##### Source data

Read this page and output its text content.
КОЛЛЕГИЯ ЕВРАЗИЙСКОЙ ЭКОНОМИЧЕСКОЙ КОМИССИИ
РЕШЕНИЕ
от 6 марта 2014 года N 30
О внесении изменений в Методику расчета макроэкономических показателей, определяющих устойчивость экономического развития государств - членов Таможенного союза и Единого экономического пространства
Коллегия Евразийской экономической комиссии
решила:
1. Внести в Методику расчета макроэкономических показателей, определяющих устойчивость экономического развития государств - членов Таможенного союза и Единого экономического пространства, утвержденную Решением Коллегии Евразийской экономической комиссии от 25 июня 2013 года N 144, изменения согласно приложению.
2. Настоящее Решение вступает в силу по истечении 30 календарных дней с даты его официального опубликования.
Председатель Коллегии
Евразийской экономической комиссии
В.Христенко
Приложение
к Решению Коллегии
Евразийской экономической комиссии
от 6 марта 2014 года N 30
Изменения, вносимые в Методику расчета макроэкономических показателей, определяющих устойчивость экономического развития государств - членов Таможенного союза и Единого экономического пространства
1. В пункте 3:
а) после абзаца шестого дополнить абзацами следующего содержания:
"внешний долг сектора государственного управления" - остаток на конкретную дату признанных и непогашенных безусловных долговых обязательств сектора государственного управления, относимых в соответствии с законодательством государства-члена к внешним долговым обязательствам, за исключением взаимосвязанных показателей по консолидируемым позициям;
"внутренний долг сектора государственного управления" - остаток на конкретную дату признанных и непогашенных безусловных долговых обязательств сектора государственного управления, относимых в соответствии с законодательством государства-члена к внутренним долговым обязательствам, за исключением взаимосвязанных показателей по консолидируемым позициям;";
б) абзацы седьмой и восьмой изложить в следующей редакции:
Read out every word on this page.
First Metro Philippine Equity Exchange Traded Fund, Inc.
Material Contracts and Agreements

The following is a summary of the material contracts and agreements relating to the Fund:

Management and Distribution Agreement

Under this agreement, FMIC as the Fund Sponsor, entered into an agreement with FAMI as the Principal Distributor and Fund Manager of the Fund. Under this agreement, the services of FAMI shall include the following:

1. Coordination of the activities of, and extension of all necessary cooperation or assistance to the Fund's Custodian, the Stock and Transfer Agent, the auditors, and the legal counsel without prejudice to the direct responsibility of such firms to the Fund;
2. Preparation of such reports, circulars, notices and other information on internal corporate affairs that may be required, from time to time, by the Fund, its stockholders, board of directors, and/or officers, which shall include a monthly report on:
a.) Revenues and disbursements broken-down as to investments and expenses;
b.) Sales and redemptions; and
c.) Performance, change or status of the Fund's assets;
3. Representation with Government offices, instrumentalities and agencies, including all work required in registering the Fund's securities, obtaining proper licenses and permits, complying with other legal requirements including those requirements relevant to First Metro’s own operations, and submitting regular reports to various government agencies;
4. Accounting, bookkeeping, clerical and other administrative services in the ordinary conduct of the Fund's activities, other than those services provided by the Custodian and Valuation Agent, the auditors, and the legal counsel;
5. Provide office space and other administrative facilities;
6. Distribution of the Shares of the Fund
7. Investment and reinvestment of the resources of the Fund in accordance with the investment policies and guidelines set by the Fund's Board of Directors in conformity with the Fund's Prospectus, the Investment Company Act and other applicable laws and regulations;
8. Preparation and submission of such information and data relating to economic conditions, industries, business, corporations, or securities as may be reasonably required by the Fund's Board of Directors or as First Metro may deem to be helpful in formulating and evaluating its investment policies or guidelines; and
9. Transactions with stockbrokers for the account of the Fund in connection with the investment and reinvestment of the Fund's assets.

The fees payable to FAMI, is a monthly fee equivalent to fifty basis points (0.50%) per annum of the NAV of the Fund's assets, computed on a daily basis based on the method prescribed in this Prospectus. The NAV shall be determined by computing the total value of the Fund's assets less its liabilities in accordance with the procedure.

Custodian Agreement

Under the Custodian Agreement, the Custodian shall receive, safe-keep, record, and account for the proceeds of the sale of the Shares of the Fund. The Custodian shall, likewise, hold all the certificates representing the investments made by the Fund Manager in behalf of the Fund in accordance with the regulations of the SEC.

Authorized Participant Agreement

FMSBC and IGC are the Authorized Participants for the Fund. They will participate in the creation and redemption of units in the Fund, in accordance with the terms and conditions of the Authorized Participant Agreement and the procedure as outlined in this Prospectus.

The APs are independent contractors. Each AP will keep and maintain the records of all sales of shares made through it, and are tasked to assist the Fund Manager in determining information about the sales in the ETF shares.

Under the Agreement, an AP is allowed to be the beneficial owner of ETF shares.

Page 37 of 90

##########

Extract every line that has the string "Read" in it.

Read this page and output its text content.
Read out every word on this page.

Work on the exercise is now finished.